**DATA SUPPLIED**
+ + + + +
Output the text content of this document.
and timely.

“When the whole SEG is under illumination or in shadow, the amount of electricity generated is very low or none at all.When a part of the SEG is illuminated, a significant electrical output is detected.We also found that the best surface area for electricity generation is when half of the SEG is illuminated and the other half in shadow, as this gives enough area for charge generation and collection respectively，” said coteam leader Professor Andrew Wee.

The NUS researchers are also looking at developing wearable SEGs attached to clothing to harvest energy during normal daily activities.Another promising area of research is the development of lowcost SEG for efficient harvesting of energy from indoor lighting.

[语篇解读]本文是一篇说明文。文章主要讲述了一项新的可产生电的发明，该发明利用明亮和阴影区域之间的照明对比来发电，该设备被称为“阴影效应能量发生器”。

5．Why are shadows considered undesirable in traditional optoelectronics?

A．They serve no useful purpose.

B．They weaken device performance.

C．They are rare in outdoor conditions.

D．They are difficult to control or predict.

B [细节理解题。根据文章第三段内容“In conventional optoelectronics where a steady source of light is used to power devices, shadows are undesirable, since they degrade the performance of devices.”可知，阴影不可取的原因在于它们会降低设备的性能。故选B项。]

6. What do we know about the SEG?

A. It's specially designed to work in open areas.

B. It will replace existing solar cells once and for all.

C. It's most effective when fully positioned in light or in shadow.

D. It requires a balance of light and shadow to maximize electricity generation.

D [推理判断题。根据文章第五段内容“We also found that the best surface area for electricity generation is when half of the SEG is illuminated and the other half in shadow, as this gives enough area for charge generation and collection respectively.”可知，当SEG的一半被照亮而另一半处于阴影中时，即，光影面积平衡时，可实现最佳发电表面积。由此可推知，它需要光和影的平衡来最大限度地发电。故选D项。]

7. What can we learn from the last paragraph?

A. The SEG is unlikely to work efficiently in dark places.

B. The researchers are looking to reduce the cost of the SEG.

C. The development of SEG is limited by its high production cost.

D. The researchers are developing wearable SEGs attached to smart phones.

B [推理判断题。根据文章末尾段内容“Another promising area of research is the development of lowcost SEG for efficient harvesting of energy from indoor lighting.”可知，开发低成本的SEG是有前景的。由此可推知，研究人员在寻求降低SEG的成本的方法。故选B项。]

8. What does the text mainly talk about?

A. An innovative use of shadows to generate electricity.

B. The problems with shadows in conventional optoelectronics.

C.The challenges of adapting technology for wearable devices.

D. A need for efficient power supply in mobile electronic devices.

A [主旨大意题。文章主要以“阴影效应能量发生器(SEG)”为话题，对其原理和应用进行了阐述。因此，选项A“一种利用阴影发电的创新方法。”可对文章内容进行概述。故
+ + + + +
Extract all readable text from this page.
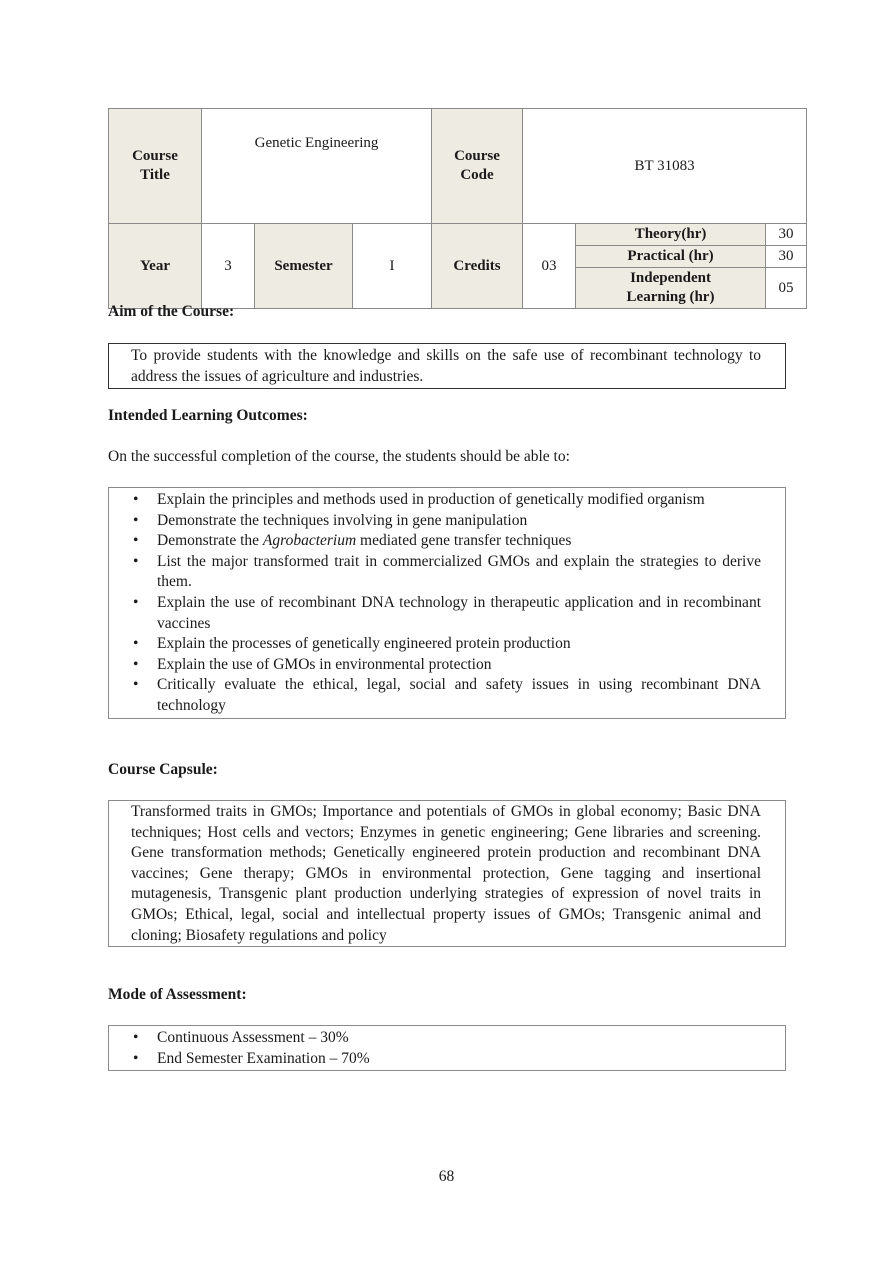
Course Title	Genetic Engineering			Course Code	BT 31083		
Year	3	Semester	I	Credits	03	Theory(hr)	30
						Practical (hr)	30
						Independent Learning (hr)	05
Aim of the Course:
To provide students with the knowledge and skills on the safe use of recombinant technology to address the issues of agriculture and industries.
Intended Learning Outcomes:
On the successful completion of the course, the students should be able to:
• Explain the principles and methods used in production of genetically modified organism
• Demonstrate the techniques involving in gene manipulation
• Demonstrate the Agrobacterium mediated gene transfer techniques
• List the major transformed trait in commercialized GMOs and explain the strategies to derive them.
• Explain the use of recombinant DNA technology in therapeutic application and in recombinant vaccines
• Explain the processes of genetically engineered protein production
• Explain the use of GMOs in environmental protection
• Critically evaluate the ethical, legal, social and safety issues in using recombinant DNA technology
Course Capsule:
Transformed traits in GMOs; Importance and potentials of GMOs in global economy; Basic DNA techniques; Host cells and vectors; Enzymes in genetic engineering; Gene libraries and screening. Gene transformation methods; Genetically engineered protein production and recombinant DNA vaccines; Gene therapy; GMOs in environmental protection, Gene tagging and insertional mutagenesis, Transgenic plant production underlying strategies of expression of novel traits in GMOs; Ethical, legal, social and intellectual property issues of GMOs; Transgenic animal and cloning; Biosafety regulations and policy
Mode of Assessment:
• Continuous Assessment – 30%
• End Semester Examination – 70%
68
+ + + + +
**EXERCISE DIRECTIONS**
Copy, from the data above, every line where the word "undesirable" appears.

**RESPONSE AREA**
5．Why are shadows considered undesirable in traditional optoelectronics?
B [细节理解题。根据文章第三段内容“In conventional optoelectronics where a steady source of light is used to power devices, shadows are undesirable, since they degrade the performance of devices.”可知，阴影不可取的原因在于它们会降低设备的性能。故选B项。]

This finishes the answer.